▶ [THE DATA]
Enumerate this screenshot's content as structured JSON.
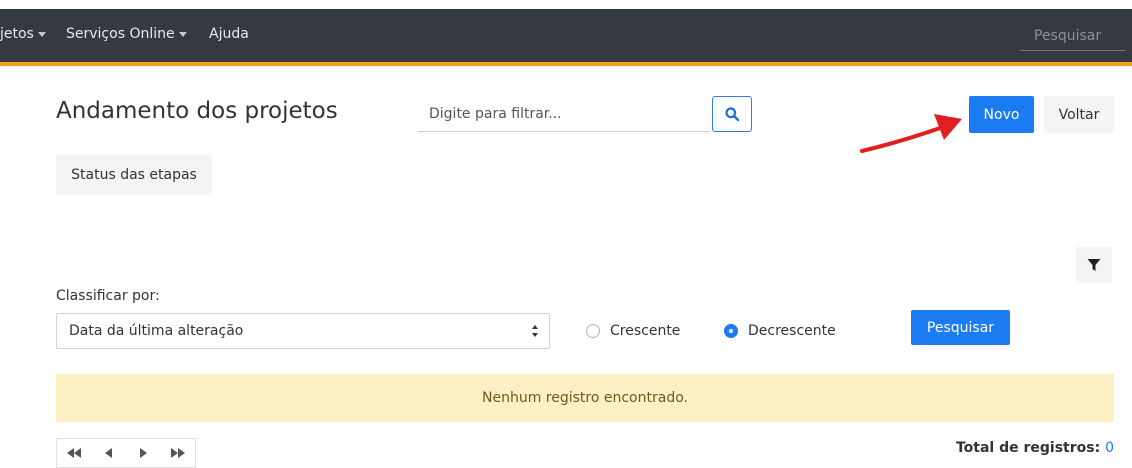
{
  "top_strip": {
    "text": ", ... p   p           ç"
  },
  "nav": {
    "items": [
      {
        "label": "jetos",
        "has_caret": true
      },
      {
        "label": "Serviços Online",
        "has_caret": true
      },
      {
        "label": "Ajuda",
        "has_caret": false
      }
    ],
    "search_placeholder": "Pesquisar"
  },
  "header": {
    "title": "Andamento dos projetos",
    "filter_placeholder": "Digite para filtrar...",
    "novo_label": "Novo",
    "voltar_label": "Voltar"
  },
  "status_button_label": "Status das etapas",
  "sort": {
    "label": "Classificar por:",
    "selected": "Data da última alteração",
    "options": [
      {
        "label": "Crescente",
        "checked": false
      },
      {
        "label": "Decrescente",
        "checked": true
      }
    ],
    "search_button": "Pesquisar"
  },
  "alert_text": "Nenhum registro encontrado.",
  "footer": {
    "total_label": "Total de registros:",
    "total_count": "0"
  },
  "colors": {
    "navbar": "#343a40",
    "accent_underline": "#f0a020",
    "primary": "#1a7bf2",
    "alert_bg": "#fcf0c4",
    "annotation_arrow": "#e02020"
  }
}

▶ [REQUIREMENTS]
Find "Pesquisar". Copy every line it occurs in.

▶ [ANSWER TO THE TASK]
    "search_placeholder": "Pesquisar"
    "search_button": "Pesquisar"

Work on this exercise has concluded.